Stated exercise 1: Echo the lines of the first listing exactly as they appear, starting at the line containing "Output each element" and ending at the line containing "nav-historial[interactable]: Historial <box>557".
--- Start of Source excerpt ---
One of his first notable successes was George Cukor's A Double Life (1947) and he soon found himself up on the Oscar podium in 1949 for his work on William Wyler's The Heiress. He worked with Cukor again in 1950 on Born Yesterday and then tried his hand at directing on several TV series, including Gunsmoke.

He was nominated for a third time in 1969 for Sydney Pollack's 30s drama They Shoot Horses, Don't They?. Horner directed a few films beginning with Red Planet Mars and Beware, My Lovely both in 1952.

He retired after completing the Neil Diamond remake of The Jazz Singer in 1980. He died of pneumonia in 1994 in Pacific Palisades, California, aged 84.

==Family==
Married to Betty Pfaelzer in 1938; she died in 1951. In 1952 he married Joan Ruth Fraenkel, who was his wife until his death. They had three sons. His eldest son was the Oscar-winning composer James Horner.

==Filmography==
As director
- Red Planet Mars (1952)
- Beware, My Lovely (1952)
--- End of Source excerpt ---
--- Start of Dataset rows ---
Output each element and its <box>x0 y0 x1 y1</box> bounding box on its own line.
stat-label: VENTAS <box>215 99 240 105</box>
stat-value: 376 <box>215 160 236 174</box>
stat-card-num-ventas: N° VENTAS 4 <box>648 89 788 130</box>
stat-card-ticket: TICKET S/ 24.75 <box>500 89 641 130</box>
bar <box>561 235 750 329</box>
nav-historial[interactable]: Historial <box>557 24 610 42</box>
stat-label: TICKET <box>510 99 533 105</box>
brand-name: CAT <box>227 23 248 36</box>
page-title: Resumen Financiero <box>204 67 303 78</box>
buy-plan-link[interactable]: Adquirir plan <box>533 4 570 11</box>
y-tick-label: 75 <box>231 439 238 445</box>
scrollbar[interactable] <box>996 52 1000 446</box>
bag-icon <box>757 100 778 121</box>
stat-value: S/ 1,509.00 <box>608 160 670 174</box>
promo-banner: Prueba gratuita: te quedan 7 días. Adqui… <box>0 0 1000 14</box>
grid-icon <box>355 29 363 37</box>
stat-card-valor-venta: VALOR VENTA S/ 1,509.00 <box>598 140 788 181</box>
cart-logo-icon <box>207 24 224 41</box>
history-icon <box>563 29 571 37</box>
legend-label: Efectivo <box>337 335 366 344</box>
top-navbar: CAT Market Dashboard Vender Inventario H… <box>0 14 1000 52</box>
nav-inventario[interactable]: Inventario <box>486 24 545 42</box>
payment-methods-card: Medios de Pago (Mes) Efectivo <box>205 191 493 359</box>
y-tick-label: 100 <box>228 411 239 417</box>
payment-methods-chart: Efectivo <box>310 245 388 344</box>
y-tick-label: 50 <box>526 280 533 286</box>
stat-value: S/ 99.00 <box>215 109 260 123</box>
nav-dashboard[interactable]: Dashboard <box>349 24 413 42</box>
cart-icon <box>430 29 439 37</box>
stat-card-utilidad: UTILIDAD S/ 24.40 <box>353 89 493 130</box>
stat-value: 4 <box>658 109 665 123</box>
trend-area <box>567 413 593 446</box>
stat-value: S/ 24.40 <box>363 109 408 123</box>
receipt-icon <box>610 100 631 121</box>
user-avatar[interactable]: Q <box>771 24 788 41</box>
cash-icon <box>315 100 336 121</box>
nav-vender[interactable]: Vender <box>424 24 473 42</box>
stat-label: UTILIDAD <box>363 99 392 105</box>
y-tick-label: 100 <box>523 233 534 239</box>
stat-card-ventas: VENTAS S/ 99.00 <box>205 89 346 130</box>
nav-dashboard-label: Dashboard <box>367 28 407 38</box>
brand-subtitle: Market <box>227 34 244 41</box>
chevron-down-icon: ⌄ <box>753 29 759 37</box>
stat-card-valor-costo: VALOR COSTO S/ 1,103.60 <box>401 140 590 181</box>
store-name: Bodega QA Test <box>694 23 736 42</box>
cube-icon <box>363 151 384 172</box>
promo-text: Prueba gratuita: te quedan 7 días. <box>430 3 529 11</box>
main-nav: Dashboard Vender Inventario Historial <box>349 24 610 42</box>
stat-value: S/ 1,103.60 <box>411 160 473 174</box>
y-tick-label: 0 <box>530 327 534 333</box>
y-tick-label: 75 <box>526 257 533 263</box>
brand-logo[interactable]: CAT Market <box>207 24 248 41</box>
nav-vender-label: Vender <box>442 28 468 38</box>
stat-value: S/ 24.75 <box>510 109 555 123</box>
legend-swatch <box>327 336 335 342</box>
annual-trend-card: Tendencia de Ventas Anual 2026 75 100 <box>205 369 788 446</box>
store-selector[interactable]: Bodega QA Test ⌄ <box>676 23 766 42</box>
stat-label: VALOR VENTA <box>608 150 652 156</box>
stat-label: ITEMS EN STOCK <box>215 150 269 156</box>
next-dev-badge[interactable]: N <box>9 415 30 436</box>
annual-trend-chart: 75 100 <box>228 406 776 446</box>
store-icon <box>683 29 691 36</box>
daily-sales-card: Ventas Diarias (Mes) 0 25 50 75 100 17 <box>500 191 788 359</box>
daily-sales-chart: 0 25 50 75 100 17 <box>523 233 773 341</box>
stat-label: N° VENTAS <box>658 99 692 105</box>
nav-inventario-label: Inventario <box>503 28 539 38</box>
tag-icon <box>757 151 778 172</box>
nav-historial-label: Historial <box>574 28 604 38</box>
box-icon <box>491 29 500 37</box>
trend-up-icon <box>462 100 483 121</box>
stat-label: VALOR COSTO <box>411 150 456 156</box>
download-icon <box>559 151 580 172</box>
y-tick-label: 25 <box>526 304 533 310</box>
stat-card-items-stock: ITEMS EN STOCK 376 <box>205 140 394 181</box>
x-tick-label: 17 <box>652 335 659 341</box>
--- End of Dataset rows ---
--- Start of Dataset rows ---
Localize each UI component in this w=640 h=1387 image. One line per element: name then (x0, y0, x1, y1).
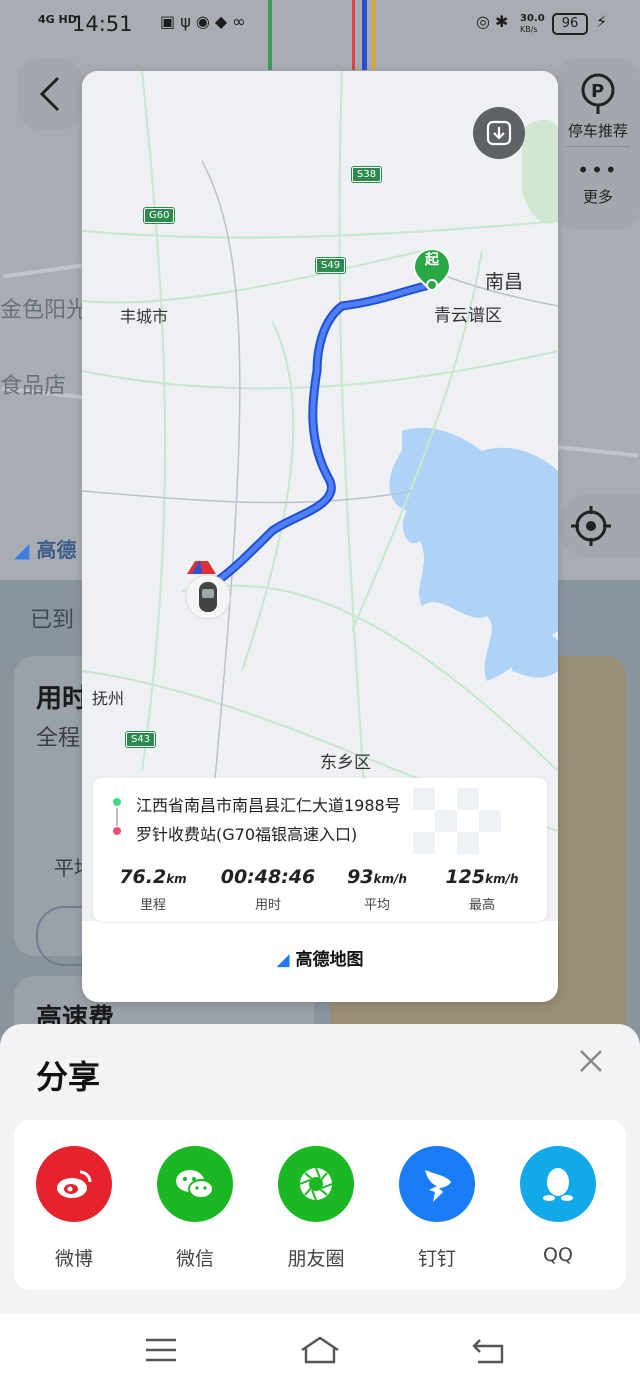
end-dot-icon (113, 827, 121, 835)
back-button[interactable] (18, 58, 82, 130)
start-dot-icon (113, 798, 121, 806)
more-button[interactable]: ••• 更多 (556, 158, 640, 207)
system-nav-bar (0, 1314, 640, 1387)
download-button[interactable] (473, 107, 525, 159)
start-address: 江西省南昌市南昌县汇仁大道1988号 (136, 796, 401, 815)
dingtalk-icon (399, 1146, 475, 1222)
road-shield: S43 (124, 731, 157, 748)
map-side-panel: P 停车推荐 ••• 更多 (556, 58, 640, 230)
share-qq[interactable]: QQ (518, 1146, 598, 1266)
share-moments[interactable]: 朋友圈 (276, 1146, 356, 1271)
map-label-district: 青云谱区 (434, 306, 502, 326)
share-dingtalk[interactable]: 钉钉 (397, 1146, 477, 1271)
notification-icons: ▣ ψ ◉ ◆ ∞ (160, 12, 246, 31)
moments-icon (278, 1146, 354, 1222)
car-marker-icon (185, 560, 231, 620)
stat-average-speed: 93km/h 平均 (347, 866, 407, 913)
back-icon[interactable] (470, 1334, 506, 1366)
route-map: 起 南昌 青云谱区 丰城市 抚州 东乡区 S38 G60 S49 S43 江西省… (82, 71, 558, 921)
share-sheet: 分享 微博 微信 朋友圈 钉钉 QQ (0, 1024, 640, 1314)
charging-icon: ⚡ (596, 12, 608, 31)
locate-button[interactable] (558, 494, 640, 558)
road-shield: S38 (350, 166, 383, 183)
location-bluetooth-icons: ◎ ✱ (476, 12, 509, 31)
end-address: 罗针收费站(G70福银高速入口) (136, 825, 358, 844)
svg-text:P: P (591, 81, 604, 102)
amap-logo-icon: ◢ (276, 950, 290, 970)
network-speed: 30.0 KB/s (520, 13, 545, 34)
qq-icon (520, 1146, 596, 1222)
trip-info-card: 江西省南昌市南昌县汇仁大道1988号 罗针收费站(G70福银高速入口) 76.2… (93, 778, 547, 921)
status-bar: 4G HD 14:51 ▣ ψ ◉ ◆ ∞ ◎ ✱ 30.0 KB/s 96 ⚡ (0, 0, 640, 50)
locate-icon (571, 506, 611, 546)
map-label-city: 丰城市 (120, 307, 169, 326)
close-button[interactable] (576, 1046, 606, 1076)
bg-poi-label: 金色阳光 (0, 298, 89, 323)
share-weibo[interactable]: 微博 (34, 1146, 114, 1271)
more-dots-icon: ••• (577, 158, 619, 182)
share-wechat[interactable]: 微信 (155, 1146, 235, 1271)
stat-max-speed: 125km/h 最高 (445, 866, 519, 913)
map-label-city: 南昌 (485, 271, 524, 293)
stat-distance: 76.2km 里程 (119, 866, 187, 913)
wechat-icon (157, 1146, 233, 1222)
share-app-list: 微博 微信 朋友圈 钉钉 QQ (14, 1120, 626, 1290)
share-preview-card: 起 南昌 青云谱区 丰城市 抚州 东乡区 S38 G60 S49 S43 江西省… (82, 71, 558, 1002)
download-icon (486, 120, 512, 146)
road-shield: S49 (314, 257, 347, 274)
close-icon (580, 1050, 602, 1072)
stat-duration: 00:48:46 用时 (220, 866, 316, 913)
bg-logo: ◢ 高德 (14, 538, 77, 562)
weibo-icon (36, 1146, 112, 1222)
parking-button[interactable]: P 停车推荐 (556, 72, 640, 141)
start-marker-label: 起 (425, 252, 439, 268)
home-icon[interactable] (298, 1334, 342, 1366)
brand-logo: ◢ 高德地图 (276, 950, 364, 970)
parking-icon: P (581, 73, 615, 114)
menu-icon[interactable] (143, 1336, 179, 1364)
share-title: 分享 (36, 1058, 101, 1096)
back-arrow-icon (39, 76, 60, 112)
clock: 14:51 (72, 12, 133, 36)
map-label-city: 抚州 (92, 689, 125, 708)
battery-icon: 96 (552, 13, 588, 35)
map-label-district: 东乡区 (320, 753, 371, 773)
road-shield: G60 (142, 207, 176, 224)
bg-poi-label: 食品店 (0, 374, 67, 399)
--- End of Dataset rows ---
Stated exercise 2: Duplicate the passage from the career and family text word for word, starting at "One of his first" and ending at "California, aged 84.".

Finished answer 1:
Output each element and its <box>x0 y0 x1 y1</box> bounding box on its own line.
stat-label: VENTAS <box>215 99 240 105</box>
stat-value: 376 <box>215 160 236 174</box>
stat-card-num-ventas: N° VENTAS 4 <box>648 89 788 130</box>
stat-card-ticket: TICKET S/ 24.75 <box>500 89 641 130</box>
bar <box>561 235 750 329</box>
nav-historial[interactable]: Historial <box>557 24 610 42</box>

Finished answer 2:
One of his first notable successes was George Cukor's A Double Life (1947) and he soon found himself up on the Oscar podium in 1949 for his work on William Wyler's The Heiress. He worked with Cukor again in 1950 on Born Yesterday and then tried his hand at directing on several TV series, including Gunsmoke.

He was nominated for a third time in 1969 for Sydney Pollack's 30s drama They Shoot Horses, Don't They?. Horner directed a few films beginning with Red Planet Mars and Beware, My Lovely both in 1952.

He retired after completing the Neil Diamond remake of The Jazz Singer in 1980. He died of pneumonia in 1994 in Pacific Palisades, California, aged 84.